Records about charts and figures
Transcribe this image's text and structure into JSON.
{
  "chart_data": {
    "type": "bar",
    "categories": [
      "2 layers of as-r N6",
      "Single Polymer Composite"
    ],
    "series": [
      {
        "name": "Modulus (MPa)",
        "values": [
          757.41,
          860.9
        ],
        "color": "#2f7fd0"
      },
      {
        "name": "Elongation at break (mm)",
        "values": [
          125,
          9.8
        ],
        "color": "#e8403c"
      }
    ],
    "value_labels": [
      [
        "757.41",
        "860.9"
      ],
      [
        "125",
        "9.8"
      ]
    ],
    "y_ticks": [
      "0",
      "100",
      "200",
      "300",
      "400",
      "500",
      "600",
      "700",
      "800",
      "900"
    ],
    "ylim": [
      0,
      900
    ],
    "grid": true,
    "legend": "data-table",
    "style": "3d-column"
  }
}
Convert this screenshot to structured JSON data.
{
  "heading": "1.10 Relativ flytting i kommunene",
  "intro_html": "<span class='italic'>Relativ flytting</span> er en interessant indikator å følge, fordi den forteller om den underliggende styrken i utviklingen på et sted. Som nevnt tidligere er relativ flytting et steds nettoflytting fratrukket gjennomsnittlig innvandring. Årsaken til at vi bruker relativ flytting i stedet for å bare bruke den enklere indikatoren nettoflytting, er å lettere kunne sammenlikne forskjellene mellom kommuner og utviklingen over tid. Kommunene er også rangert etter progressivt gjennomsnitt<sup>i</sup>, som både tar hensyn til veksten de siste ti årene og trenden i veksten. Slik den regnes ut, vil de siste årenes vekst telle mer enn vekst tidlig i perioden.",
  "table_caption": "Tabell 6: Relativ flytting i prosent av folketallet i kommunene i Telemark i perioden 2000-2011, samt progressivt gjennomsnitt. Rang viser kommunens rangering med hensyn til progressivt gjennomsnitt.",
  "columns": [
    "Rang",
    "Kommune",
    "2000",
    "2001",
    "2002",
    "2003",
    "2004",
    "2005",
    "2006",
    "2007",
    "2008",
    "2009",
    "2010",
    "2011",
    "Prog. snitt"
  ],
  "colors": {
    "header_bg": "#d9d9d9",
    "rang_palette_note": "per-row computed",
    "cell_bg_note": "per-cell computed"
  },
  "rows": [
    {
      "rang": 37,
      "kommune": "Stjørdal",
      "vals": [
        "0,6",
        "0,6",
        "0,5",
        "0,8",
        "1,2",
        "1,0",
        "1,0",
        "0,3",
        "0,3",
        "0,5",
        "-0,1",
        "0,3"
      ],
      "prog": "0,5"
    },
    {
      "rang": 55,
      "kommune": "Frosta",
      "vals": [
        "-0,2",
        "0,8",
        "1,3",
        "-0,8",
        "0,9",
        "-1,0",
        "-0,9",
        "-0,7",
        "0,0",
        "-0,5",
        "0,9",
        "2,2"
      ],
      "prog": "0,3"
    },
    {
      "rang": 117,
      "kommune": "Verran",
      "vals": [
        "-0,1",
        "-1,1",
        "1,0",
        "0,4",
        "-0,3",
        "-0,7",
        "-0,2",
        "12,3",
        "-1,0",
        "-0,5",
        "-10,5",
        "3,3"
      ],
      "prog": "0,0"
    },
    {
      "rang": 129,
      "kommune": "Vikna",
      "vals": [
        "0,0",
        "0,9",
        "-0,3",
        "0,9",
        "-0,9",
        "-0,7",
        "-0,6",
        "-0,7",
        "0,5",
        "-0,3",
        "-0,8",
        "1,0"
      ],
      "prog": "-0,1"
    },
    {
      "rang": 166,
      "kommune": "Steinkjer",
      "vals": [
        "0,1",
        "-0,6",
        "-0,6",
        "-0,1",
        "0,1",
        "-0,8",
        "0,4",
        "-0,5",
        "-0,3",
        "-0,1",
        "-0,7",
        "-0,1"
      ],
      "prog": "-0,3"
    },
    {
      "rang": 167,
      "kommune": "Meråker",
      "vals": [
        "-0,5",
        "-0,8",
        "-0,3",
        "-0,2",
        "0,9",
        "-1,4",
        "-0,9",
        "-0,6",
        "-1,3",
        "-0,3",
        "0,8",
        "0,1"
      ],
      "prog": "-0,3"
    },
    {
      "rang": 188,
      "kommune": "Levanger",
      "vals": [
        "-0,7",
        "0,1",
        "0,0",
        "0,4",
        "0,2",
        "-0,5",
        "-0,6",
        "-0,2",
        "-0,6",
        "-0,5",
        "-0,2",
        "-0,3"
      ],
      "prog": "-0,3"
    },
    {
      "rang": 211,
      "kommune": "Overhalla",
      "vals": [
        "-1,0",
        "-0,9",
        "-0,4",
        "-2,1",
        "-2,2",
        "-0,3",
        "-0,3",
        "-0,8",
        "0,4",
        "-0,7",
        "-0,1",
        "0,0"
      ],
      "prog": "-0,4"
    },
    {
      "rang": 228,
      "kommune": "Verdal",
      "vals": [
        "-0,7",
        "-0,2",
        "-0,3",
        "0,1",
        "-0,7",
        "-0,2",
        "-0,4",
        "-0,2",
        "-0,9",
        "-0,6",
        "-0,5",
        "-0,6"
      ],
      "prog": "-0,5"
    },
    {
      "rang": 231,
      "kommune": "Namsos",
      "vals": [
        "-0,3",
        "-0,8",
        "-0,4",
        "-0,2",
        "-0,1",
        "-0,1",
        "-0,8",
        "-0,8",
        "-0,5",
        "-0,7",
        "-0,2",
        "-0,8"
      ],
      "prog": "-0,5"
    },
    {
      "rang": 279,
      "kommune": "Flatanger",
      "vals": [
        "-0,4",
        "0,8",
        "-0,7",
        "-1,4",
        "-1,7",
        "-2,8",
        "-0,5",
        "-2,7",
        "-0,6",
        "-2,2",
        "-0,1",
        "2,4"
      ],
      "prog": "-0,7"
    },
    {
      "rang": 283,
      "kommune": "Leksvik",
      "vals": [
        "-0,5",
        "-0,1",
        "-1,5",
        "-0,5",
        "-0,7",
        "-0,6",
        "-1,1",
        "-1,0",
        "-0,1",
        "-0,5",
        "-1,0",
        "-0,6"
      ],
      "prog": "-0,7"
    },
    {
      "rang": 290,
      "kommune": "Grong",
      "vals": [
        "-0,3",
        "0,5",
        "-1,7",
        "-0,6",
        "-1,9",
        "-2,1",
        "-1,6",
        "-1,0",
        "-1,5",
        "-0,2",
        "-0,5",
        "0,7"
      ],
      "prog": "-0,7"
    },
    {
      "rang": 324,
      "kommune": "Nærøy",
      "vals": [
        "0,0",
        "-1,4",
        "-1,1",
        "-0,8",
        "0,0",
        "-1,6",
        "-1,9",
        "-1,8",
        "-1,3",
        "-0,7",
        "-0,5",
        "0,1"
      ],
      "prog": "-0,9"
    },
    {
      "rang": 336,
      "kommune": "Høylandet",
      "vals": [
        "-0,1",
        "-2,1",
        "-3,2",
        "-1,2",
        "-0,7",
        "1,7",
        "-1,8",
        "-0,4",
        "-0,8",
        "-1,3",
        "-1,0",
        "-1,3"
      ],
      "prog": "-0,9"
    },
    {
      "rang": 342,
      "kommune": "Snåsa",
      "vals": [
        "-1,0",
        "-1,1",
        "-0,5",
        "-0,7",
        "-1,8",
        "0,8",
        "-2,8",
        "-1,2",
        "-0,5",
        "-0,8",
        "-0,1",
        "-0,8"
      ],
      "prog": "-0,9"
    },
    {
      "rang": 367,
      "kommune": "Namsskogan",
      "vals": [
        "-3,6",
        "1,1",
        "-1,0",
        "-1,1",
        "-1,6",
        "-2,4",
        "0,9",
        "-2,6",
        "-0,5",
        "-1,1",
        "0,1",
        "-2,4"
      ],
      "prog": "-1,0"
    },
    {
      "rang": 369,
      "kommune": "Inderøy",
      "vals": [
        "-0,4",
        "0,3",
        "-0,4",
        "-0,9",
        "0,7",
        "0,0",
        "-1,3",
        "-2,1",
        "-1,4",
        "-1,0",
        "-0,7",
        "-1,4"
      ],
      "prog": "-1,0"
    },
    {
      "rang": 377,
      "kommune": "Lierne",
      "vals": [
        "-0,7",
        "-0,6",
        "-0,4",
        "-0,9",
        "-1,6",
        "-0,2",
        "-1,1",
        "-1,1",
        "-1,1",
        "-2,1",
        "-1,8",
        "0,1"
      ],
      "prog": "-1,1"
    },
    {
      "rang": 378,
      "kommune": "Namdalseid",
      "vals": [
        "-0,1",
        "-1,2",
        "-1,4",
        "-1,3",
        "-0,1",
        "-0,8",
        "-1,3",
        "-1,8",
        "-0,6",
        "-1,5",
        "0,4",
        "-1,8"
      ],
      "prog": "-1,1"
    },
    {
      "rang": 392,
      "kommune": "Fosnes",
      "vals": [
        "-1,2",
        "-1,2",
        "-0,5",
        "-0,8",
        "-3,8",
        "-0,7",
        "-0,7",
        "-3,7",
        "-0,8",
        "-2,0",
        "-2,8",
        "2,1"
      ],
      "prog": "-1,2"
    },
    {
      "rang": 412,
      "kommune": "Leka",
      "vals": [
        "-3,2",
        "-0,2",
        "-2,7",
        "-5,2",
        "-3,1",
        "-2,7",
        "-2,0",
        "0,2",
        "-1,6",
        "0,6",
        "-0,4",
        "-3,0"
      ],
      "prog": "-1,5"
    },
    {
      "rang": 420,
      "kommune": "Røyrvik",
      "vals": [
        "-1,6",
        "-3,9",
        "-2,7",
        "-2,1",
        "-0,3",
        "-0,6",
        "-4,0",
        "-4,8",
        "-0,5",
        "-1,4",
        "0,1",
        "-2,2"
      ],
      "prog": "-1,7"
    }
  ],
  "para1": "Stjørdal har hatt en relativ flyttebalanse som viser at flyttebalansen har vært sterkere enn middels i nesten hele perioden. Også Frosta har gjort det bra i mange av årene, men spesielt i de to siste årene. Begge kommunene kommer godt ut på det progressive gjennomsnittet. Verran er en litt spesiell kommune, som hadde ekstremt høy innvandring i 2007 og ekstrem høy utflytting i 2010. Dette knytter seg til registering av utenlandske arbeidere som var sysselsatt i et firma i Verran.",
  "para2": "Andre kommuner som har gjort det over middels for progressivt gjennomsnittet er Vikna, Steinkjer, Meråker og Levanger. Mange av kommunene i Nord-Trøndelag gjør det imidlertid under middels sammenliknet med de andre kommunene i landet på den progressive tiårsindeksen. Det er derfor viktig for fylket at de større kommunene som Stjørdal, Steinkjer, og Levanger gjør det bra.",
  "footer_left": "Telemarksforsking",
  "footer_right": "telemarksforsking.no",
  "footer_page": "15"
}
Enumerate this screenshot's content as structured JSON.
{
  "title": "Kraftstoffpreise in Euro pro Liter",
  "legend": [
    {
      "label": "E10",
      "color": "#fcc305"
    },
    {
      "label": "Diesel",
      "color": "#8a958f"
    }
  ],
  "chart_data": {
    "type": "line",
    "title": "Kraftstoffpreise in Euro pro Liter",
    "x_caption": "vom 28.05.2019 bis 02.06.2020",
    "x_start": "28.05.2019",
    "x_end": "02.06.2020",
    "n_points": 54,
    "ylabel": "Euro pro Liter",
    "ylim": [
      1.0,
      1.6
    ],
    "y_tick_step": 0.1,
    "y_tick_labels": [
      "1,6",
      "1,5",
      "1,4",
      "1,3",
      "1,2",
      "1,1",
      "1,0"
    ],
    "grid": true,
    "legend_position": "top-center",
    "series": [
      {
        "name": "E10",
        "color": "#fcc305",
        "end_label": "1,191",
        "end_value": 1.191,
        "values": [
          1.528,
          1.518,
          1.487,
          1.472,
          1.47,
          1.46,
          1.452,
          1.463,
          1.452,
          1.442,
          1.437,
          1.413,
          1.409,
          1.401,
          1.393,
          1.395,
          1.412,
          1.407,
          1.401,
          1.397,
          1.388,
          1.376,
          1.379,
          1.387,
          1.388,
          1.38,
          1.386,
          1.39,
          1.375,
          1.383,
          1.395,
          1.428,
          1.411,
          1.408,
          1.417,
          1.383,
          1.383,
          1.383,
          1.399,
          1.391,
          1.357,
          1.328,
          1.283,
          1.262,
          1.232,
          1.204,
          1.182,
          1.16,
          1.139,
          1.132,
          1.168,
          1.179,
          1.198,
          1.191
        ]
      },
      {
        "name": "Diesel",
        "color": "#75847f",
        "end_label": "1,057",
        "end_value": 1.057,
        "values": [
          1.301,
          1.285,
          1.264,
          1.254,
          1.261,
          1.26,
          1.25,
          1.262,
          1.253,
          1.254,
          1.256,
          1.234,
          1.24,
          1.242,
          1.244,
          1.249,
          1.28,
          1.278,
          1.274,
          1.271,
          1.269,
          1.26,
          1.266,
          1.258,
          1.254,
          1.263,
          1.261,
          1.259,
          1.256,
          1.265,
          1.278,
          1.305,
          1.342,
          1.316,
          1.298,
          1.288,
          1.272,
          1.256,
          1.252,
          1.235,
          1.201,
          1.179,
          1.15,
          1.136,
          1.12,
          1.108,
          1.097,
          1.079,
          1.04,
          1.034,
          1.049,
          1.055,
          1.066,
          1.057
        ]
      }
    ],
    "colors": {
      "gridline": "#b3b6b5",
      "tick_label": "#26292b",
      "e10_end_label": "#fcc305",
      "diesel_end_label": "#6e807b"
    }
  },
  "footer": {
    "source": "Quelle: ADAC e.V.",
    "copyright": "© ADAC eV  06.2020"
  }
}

● Directive:
Look for "this" and pull out every line that has it.

● Written solution:
Transcribe this image's text and structure into JSON.
Convert this screenshot to structured JSON data.
Enumerate this screenshot's content as structured JSON.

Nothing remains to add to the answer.